**RECORDS SUPPLIED**
◇ ◇ ◇ ◇ ◇
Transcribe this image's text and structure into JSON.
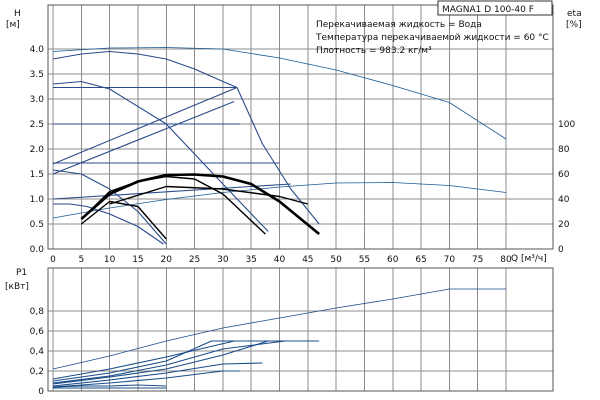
{
  "chart_data": [
    {
      "type": "line",
      "title": "MAGNA1 D 100-40 F",
      "annotations": [
        "Перекачиваемая жидкость = Вода",
        "Температура перекачиваемой жидкости = 60 °C",
        "Плотность = 983.2 кг/м³"
      ],
      "ylabel": "H",
      "ylabel_unit": "[м]",
      "y2label": "eta",
      "y2label_unit": "[%]",
      "xlabel": "Q [м³/ч]",
      "xlim": [
        0,
        85
      ],
      "ylim": [
        0,
        4.8
      ],
      "y2lim": [
        0,
        100
      ],
      "xticks": [
        0,
        5,
        10,
        15,
        20,
        25,
        30,
        35,
        40,
        45,
        50,
        55,
        60,
        65,
        70,
        75,
        80
      ],
      "yticks": [
        "0.0",
        "0.5",
        "1.0",
        "1.5",
        "2.0",
        "2.5",
        "3.0",
        "3.5",
        "4.0"
      ],
      "y2ticks": [
        0,
        20,
        40,
        60,
        80,
        100
      ],
      "grid": true,
      "colors": {
        "system": "#1a5a94",
        "performance": "#2a4a8a",
        "aux": "#000000"
      },
      "series": [
        {
          "group": "system",
          "x": [
            0,
            10,
            20,
            30,
            40,
            50,
            60,
            70,
            80
          ],
          "y": [
            3.95,
            4.02,
            4.03,
            4.0,
            3.82,
            3.58,
            3.27,
            2.93,
            2.2
          ]
        },
        {
          "group": "system",
          "x": [
            0,
            10,
            20,
            30,
            40,
            50,
            60,
            70,
            80
          ],
          "y": [
            0.62,
            0.82,
            0.99,
            1.13,
            1.24,
            1.32,
            1.33,
            1.27,
            1.13
          ]
        },
        {
          "group": "performance",
          "x": [
            0,
            5,
            10,
            15,
            20,
            25,
            30,
            32.5
          ],
          "y": [
            3.8,
            3.9,
            3.95,
            3.9,
            3.8,
            3.6,
            3.35,
            3.23
          ]
        },
        {
          "group": "performance",
          "x": [
            0,
            32.5
          ],
          "y": [
            3.23,
            3.23
          ]
        },
        {
          "group": "performance",
          "x": [
            32.5,
            37,
            42,
            47
          ],
          "y": [
            3.23,
            2.1,
            1.2,
            0.5
          ]
        },
        {
          "group": "performance",
          "x": [
            0,
            32.5
          ],
          "y": [
            1.7,
            3.23
          ]
        },
        {
          "group": "performance",
          "x": [
            0,
            33
          ],
          "y": [
            2.5,
            2.5
          ]
        },
        {
          "group": "performance",
          "x": [
            0,
            32
          ],
          "y": [
            1.5,
            2.95
          ]
        },
        {
          "group": "performance",
          "x": [
            0,
            40
          ],
          "y": [
            1.72,
            1.72
          ]
        },
        {
          "group": "performance",
          "x": [
            0,
            42
          ],
          "y": [
            1.0,
            1.3
          ]
        },
        {
          "group": "performance",
          "x": [
            0,
            5,
            10,
            15,
            20
          ],
          "y": [
            1.58,
            1.5,
            1.2,
            0.75,
            0.1
          ]
        },
        {
          "group": "performance",
          "x": [
            0,
            5,
            10,
            20,
            30,
            38
          ],
          "y": [
            3.3,
            3.35,
            3.2,
            2.5,
            1.3,
            0.35
          ]
        },
        {
          "group": "performance",
          "x": [
            0,
            3,
            6,
            10,
            15,
            19.5
          ],
          "y": [
            0.9,
            0.9,
            0.85,
            0.7,
            0.45,
            0.1
          ]
        },
        {
          "group": "aux",
          "x": [
            5,
            10,
            15,
            20,
            25,
            30,
            35,
            40,
            47
          ],
          "y": [
            0.6,
            1.1,
            1.35,
            1.48,
            1.49,
            1.45,
            1.3,
            0.95,
            0.3
          ]
        },
        {
          "group": "aux",
          "x": [
            5,
            10,
            15,
            20,
            25,
            30,
            37.5
          ],
          "y": [
            0.6,
            1.15,
            1.35,
            1.45,
            1.4,
            1.1,
            0.3
          ]
        },
        {
          "group": "aux",
          "x": [
            5,
            10,
            15,
            20
          ],
          "y": [
            0.5,
            0.95,
            0.85,
            0.2
          ]
        },
        {
          "group": "aux",
          "x": [
            10,
            20,
            30,
            40,
            45
          ],
          "y": [
            0.9,
            1.25,
            1.2,
            1.05,
            0.9
          ]
        }
      ]
    },
    {
      "type": "line",
      "ylabel": "P1",
      "ylabel_unit": "[кВт]",
      "xlim": [
        0,
        85
      ],
      "ylim": [
        0,
        1.0
      ],
      "yticks": [
        "0",
        "0,2",
        "0,4",
        "0,6",
        "0,8"
      ],
      "grid": true,
      "colors": {
        "lines": "#1a4c8a"
      },
      "series": [
        {
          "x": [
            0,
            10,
            20,
            30,
            40,
            50,
            60,
            70,
            80
          ],
          "y": [
            0.22,
            0.35,
            0.5,
            0.63,
            0.73,
            0.83,
            0.92,
            1.02,
            1.02
          ]
        },
        {
          "x": [
            0,
            10,
            20,
            32,
            47
          ],
          "y": [
            0.12,
            0.22,
            0.34,
            0.5,
            0.5
          ]
        },
        {
          "x": [
            0,
            10,
            20,
            28,
            45
          ],
          "y": [
            0.1,
            0.18,
            0.3,
            0.5,
            0.5
          ]
        },
        {
          "x": [
            0,
            10,
            20,
            30,
            41
          ],
          "y": [
            0.08,
            0.15,
            0.26,
            0.42,
            0.5
          ]
        },
        {
          "x": [
            0,
            10,
            20,
            30,
            38
          ],
          "y": [
            0.07,
            0.14,
            0.22,
            0.36,
            0.5
          ]
        },
        {
          "x": [
            0,
            10,
            20,
            30,
            37
          ],
          "y": [
            0.05,
            0.11,
            0.18,
            0.27,
            0.28
          ]
        },
        {
          "x": [
            0,
            10,
            20,
            30,
            33
          ],
          "y": [
            0.04,
            0.08,
            0.13,
            0.2,
            0.2
          ]
        },
        {
          "x": [
            0,
            5,
            10,
            15,
            20
          ],
          "y": [
            0.04,
            0.05,
            0.05,
            0.06,
            0.05
          ]
        },
        {
          "x": [
            0,
            20
          ],
          "y": [
            0.03,
            0.03
          ]
        }
      ]
    }
  ]
}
◇ ◇ ◇ ◇ ◇
**GOAL OF THE EXERCISE**
Print the whole listing above once more, word for word, without its pictures.

**THE COMPLETED TASK**
Transcribe this image's text and structure into JSON.
{
  "chart_data": [
    {
      "type": "line",
      "title": "MAGNA1 D 100-40 F",
      "annotations": [
        "Перекачиваемая жидкость = Вода",
        "Температура перекачиваемой жидкости = 60 °C",
        "Плотность = 983.2 кг/м³"
      ],
      "ylabel": "H",
      "ylabel_unit": "[м]",
      "y2label": "eta",
      "y2label_unit": "[%]",
      "xlabel": "Q [м³/ч]",
      "xlim": [
        0,
        85
      ],
      "ylim": [
        0,
        4.8
      ],
      "y2lim": [
        0,
        100
      ],
      "xticks": [
        0,
        5,
        10,
        15,
        20,
        25,
        30,
        35,
        40,
        45,
        50,
        55,
        60,
        65,
        70,
        75,
        80
      ],
      "yticks": [
        "0.0",
        "0.5",
        "1.0",
        "1.5",
        "2.0",
        "2.5",
        "3.0",
        "3.5",
        "4.0"
      ],
      "y2ticks": [
        0,
        20,
        40,
        60,
        80,
        100
      ],
      "grid": true,
      "colors": {
        "system": "#1a5a94",
        "performance": "#2a4a8a",
        "aux": "#000000"
      },
      "series": [
        {
          "group": "system",
          "x": [
            0,
            10,
            20,
            30,
            40,
            50,
            60,
            70,
            80
          ],
          "y": [
            3.95,
            4.02,
            4.03,
            4.0,
            3.82,
            3.58,
            3.27,
            2.93,
            2.2
          ]
        },
        {
          "group": "system",
          "x": [
            0,
            10,
            20,
            30,
            40,
            50,
            60,
            70,
            80
          ],
          "y": [
            0.62,
            0.82,
            0.99,
            1.13,
            1.24,
            1.32,
            1.33,
            1.27,
            1.13
          ]
        },
        {
          "group": "performance",
          "x": [
            0,
            5,
            10,
            15,
            20,
            25,
            30,
            32.5
          ],
          "y": [
            3.8,
            3.9,
            3.95,
            3.9,
            3.8,
            3.6,
            3.35,
            3.23
          ]
        },
        {
          "group": "performance",
          "x": [
            0,
            32.5
          ],
          "y": [
            3.23,
            3.23
          ]
        },
        {
          "group": "performance",
          "x": [
            32.5,
            37,
            42,
            47
          ],
          "y": [
            3.23,
            2.1,
            1.2,
            0.5
          ]
        },
        {
          "group": "performance",
          "x": [
            0,
            32.5
          ],
          "y": [
            1.7,
            3.23
          ]
        },
        {
          "group": "performance",
          "x": [
            0,
            33
          ],
          "y": [
            2.5,
            2.5
          ]
        },
        {
          "group": "performance",
          "x": [
            0,
            32
          ],
          "y": [
            1.5,
            2.95
          ]
        },
        {
          "group": "performance",
          "x": [
            0,
            40
          ],
          "y": [
            1.72,
            1.72
          ]
        },
        {
          "group": "performance",
          "x": [
            0,
            42
          ],
          "y": [
            1.0,
            1.3
          ]
        },
        {
          "group": "performance",
          "x": [
            0,
            5,
            10,
            15,
            20
          ],
          "y": [
            1.58,
            1.5,
            1.2,
            0.75,
            0.1
          ]
        },
        {
          "group": "performance",
          "x": [
            0,
            5,
            10,
            20,
            30,
            38
          ],
          "y": [
            3.3,
            3.35,
            3.2,
            2.5,
            1.3,
            0.35
          ]
        },
        {
          "group": "performance",
          "x": [
            0,
            3,
            6,
            10,
            15,
            19.5
          ],
          "y": [
            0.9,
            0.9,
            0.85,
            0.7,
            0.45,
            0.1
          ]
        },
        {
          "group": "aux",
          "x": [
            5,
            10,
            15,
            20,
            25,
            30,
            35,
            40,
            47
          ],
          "y": [
            0.6,
            1.1,
            1.35,
            1.48,
            1.49,
            1.45,
            1.3,
            0.95,
            0.3
          ]
        },
        {
          "group": "aux",
          "x": [
            5,
            10,
            15,
            20,
            25,
            30,
            37.5
          ],
          "y": [
            0.6,
            1.15,
            1.35,
            1.45,
            1.4,
            1.1,
            0.3
          ]
        },
        {
          "group": "aux",
          "x": [
            5,
            10,
            15,
            20
          ],
          "y": [
            0.5,
            0.95,
            0.85,
            0.2
          ]
        },
        {
          "group": "aux",
          "x": [
            10,
            20,
            30,
            40,
            45
          ],
          "y": [
            0.9,
            1.25,
            1.2,
            1.05,
            0.9
          ]
        }
      ]
    },
    {
      "type": "line",
      "ylabel": "P1",
      "ylabel_unit": "[кВт]",
      "xlim": [
        0,
        85
      ],
      "ylim": [
        0,
        1.0
      ],
      "yticks": [
        "0",
        "0,2",
        "0,4",
        "0,6",
        "0,8"
      ],
      "grid": true,
      "colors": {
        "lines": "#1a4c8a"
      },
      "series": [
        {
          "x": [
            0,
            10,
            20,
            30,
            40,
            50,
            60,
            70,
            80
          ],
          "y": [
            0.22,
            0.35,
            0.5,
            0.63,
            0.73,
            0.83,
            0.92,
            1.02,
            1.02
          ]
        },
        {
          "x": [
            0,
            10,
            20,
            32,
            47
          ],
          "y": [
            0.12,
            0.22,
            0.34,
            0.5,
            0.5
          ]
        },
        {
          "x": [
            0,
            10,
            20,
            28,
            45
          ],
          "y": [
            0.1,
            0.18,
            0.3,
            0.5,
            0.5
          ]
        },
        {
          "x": [
            0,
            10,
            20,
            30,
            41
          ],
          "y": [
            0.08,
            0.15,
            0.26,
            0.42,
            0.5
          ]
        },
        {
          "x": [
            0,
            10,
            20,
            30,
            38
          ],
          "y": [
            0.07,
            0.14,
            0.22,
            0.36,
            0.5
          ]
        },
        {
          "x": [
            0,
            10,
            20,
            30,
            37
          ],
          "y": [
            0.05,
            0.11,
            0.18,
            0.27,
            0.28
          ]
        },
        {
          "x": [
            0,
            10,
            20,
            30,
            33
          ],
          "y": [
            0.04,
            0.08,
            0.13,
            0.2,
            0.2
          ]
        },
        {
          "x": [
            0,
            5,
            10,
            15,
            20
          ],
          "y": [
            0.04,
            0.05,
            0.05,
            0.06,
            0.05
          ]
        },
        {
          "x": [
            0,
            20
          ],
          "y": [
            0.03,
            0.03
          ]
        }
      ]
    }
  ]
}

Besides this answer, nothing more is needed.